:: Task material

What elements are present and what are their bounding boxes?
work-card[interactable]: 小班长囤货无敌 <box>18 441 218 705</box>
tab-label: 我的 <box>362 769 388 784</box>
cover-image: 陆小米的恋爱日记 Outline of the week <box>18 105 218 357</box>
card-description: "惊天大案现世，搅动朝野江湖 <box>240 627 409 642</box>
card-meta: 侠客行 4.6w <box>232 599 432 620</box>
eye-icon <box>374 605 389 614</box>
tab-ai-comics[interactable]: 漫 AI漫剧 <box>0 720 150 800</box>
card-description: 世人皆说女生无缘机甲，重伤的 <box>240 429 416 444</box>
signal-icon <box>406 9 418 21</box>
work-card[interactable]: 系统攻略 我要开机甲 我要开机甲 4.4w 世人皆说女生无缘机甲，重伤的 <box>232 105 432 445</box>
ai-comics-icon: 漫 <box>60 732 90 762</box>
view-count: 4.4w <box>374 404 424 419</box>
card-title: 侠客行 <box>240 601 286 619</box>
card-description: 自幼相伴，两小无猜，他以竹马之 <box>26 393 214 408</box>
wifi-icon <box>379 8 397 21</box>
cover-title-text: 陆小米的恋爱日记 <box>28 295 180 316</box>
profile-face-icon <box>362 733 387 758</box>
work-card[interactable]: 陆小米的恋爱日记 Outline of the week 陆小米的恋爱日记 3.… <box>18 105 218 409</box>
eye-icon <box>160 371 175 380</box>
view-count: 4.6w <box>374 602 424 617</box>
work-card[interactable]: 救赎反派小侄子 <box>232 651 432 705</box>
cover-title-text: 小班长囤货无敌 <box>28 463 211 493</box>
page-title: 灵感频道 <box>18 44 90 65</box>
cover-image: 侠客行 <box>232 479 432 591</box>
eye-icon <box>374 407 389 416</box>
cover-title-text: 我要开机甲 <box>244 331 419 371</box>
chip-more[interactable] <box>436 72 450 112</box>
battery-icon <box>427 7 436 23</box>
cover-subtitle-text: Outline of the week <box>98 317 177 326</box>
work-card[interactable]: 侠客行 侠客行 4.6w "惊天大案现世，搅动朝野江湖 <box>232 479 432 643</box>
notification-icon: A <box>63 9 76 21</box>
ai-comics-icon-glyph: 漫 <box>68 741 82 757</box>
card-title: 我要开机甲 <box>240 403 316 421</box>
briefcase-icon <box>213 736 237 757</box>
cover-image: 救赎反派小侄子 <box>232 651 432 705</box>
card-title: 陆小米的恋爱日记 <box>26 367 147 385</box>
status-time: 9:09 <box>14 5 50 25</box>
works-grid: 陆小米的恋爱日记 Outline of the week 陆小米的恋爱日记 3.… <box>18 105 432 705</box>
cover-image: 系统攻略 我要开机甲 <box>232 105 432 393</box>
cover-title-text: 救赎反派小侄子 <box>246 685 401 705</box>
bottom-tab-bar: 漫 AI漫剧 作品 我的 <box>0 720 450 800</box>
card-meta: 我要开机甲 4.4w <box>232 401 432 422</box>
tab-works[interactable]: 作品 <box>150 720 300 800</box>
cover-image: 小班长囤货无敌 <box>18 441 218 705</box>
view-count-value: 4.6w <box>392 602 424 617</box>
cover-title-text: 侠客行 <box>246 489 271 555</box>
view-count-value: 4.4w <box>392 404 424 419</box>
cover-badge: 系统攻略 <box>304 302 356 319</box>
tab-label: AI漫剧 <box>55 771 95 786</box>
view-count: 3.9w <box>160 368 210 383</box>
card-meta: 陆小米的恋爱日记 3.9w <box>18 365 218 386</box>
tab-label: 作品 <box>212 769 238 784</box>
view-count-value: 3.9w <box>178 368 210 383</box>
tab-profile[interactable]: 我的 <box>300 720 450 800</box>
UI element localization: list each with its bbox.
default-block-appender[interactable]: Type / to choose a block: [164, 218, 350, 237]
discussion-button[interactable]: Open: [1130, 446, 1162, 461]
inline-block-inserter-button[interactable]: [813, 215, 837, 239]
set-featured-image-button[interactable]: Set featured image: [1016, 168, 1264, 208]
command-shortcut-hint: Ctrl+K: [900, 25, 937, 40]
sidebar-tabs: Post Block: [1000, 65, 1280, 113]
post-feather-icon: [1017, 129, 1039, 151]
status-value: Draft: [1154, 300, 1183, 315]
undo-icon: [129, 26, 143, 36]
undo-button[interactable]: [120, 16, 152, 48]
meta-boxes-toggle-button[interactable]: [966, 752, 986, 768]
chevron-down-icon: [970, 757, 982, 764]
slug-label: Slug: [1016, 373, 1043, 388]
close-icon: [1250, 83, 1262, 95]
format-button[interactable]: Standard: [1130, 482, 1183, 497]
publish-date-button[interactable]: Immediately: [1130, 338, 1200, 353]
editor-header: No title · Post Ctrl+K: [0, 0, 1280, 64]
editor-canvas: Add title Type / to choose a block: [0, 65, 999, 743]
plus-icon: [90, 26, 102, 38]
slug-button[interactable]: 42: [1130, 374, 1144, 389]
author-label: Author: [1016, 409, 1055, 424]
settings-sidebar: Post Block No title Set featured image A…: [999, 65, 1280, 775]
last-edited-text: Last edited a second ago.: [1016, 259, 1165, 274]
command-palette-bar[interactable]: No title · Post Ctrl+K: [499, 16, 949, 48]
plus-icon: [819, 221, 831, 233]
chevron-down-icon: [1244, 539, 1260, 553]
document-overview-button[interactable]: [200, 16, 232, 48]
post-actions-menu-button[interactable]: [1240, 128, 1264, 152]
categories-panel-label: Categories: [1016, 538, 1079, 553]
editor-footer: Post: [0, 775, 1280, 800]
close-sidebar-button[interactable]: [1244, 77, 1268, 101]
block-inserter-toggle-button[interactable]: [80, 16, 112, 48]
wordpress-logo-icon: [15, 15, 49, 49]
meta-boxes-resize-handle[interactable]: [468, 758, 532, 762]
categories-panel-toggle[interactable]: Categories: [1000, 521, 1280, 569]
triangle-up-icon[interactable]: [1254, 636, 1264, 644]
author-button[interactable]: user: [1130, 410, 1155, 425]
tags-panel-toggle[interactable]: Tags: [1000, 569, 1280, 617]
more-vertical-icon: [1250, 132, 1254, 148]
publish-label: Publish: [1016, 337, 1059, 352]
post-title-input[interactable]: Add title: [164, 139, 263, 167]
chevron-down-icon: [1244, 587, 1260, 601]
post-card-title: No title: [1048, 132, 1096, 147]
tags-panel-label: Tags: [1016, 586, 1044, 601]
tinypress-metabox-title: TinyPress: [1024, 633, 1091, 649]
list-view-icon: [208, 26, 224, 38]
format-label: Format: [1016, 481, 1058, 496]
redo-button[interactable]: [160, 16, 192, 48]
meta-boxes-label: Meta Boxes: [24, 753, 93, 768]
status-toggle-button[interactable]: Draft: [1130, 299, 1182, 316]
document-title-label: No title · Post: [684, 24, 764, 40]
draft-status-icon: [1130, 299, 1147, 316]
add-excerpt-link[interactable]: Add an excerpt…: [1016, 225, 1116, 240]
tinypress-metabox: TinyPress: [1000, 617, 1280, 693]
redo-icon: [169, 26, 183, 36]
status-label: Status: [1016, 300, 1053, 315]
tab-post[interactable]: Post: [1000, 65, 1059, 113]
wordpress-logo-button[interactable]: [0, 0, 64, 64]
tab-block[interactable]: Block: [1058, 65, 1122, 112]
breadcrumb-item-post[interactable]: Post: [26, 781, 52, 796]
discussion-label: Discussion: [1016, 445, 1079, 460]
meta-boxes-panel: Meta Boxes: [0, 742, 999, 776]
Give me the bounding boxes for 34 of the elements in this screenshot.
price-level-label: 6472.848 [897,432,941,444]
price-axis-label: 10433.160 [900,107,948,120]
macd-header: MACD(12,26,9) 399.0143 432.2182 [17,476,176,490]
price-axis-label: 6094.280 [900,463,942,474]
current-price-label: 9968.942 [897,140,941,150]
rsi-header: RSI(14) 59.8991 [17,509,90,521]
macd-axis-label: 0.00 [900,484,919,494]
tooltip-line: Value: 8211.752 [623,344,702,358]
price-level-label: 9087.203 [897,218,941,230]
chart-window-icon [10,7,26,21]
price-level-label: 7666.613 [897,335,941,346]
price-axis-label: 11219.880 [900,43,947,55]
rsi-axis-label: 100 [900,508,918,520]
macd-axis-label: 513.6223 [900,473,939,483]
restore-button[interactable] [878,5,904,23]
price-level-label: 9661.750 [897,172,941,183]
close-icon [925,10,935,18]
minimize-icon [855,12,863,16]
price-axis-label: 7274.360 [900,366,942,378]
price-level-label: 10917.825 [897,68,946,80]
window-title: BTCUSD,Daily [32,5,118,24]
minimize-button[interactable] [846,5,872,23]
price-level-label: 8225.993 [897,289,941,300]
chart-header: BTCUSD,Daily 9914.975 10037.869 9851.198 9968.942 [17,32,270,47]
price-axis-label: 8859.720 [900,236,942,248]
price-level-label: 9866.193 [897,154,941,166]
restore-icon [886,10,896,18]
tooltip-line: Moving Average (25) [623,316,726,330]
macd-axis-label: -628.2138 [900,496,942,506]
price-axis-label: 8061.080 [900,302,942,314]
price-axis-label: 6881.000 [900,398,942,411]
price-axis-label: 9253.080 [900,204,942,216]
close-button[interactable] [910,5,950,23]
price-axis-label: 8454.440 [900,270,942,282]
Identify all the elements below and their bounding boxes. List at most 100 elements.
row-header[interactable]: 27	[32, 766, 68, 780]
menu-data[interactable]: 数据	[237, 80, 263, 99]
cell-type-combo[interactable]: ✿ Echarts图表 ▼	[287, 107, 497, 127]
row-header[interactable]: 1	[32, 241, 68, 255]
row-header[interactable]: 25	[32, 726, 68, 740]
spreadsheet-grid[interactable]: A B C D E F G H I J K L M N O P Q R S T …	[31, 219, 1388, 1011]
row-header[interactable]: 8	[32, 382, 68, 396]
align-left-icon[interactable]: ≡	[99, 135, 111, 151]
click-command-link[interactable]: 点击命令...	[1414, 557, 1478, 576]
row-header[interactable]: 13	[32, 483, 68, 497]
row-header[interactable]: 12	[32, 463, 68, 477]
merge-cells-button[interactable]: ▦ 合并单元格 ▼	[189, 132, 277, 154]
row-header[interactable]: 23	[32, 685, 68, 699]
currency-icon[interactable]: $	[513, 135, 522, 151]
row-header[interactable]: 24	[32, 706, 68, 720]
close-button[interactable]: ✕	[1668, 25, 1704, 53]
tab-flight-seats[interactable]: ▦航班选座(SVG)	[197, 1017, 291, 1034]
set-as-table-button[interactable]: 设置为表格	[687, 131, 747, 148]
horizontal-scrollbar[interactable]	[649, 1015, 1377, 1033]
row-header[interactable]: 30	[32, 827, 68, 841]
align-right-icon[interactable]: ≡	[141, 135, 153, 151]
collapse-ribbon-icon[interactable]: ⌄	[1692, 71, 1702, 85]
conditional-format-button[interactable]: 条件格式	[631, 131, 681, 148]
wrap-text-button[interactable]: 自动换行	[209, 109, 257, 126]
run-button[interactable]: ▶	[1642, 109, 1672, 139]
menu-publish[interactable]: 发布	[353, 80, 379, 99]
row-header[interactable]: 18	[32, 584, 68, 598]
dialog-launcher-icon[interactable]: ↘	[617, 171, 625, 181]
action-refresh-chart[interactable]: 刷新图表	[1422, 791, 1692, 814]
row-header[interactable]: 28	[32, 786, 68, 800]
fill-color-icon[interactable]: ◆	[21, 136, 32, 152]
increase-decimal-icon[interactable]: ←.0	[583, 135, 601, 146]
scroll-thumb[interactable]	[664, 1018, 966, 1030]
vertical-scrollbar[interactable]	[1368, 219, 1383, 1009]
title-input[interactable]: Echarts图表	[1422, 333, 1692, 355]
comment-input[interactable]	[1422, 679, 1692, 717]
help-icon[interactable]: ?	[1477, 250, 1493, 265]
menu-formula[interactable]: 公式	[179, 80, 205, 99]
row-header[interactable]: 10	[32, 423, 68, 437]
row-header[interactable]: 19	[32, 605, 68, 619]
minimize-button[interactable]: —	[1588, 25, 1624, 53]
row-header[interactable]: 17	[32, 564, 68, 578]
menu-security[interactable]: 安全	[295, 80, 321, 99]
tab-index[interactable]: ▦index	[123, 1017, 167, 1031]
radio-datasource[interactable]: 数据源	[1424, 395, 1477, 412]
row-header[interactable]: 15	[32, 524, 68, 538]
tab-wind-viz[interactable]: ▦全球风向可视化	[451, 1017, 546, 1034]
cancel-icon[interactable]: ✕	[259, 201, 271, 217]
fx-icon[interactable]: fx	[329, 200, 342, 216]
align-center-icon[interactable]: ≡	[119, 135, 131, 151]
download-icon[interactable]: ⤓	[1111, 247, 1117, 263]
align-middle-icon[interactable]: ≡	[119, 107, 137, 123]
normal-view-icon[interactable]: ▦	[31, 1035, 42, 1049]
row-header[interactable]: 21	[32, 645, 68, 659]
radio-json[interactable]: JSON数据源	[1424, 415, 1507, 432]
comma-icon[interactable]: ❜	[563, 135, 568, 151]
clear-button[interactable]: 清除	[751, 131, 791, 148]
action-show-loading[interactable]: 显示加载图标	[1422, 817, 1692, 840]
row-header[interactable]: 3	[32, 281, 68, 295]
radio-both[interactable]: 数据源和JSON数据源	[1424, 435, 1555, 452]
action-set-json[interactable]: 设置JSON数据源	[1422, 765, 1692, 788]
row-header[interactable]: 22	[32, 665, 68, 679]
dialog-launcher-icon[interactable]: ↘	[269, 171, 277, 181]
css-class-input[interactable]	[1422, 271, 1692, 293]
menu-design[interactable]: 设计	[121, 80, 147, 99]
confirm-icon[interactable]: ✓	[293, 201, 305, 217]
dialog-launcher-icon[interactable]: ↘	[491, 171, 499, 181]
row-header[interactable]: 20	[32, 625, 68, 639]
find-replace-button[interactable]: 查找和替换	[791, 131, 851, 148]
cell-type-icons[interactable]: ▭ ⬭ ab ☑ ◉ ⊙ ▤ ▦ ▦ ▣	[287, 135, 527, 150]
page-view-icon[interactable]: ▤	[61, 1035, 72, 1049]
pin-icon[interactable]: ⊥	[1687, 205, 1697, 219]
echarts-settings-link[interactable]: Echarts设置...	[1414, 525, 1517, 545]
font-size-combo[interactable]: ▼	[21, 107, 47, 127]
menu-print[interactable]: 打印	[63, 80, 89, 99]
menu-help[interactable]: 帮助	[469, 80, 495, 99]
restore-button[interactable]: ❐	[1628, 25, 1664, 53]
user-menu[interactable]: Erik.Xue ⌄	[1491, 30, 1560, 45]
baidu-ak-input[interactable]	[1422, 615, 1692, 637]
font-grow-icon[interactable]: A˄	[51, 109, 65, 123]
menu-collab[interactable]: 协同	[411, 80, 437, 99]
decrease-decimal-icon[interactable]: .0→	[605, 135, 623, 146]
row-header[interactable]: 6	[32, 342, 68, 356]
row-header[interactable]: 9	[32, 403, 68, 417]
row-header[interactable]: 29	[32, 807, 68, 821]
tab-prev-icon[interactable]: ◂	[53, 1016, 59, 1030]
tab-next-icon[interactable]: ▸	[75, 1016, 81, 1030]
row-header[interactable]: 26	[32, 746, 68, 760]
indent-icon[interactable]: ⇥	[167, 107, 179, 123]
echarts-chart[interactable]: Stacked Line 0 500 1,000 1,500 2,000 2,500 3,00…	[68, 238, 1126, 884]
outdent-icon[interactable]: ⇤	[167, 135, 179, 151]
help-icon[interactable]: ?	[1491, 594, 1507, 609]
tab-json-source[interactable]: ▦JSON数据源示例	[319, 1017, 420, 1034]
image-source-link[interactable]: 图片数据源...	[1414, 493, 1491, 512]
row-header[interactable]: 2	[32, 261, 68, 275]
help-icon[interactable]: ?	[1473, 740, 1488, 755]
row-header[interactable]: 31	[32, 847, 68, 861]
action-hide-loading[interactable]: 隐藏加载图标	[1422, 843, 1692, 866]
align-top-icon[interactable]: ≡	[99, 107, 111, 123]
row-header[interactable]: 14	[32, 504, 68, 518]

::::

Set exercise: Swap "card-description" for "card-summary" in the records from their first line through the line containing "cover-image: 侠客行 <box>232 479 432 591</box>", and give those lines again with nothing else changed.

Problem solution:
What elements are present and what are their bounding boxes?
work-card[interactable]: 小班长囤货无敌 <box>18 441 218 705</box>
tab-label: 我的 <box>362 769 388 784</box>
cover-image: 陆小米的恋爱日记 Outline of the week <box>18 105 218 357</box>
card-summary: "惊天大案现世，搅动朝野江湖 <box>240 627 409 642</box>
card-meta: 侠客行 4.6w <box>232 599 432 620</box>
eye-icon <box>374 605 389 614</box>
tab-ai-comics[interactable]: 漫 AI漫剧 <box>0 720 150 800</box>
card-summary: 世人皆说女生无缘机甲，重伤的 <box>240 429 416 444</box>
signal-icon <box>406 9 418 21</box>
work-card[interactable]: 系统攻略 我要开机甲 我要开机甲 4.4w 世人皆说女生无缘机甲，重伤的 <box>232 105 432 445</box>
ai-comics-icon: 漫 <box>60 732 90 762</box>
view-count: 4.4w <box>374 404 424 419</box>
card-title: 侠客行 <box>240 601 286 619</box>
card-summary: 自幼相伴，两小无猜，他以竹马之 <box>26 393 214 408</box>
wifi-icon <box>379 8 397 21</box>
cover-title-text: 陆小米的恋爱日记 <box>28 295 180 316</box>
profile-face-icon <box>362 733 387 758</box>
work-card[interactable]: 陆小米的恋爱日记 Outline of the week 陆小米的恋爱日记 3.… <box>18 105 218 409</box>
eye-icon <box>160 371 175 380</box>
view-count: 4.6w <box>374 602 424 617</box>
work-card[interactable]: 救赎反派小侄子 <box>232 651 432 705</box>
cover-title-text: 小班长囤货无敌 <box>28 463 211 493</box>
page-title: 灵感频道 <box>18 44 90 65</box>
cover-image: 侠客行 <box>232 479 432 591</box>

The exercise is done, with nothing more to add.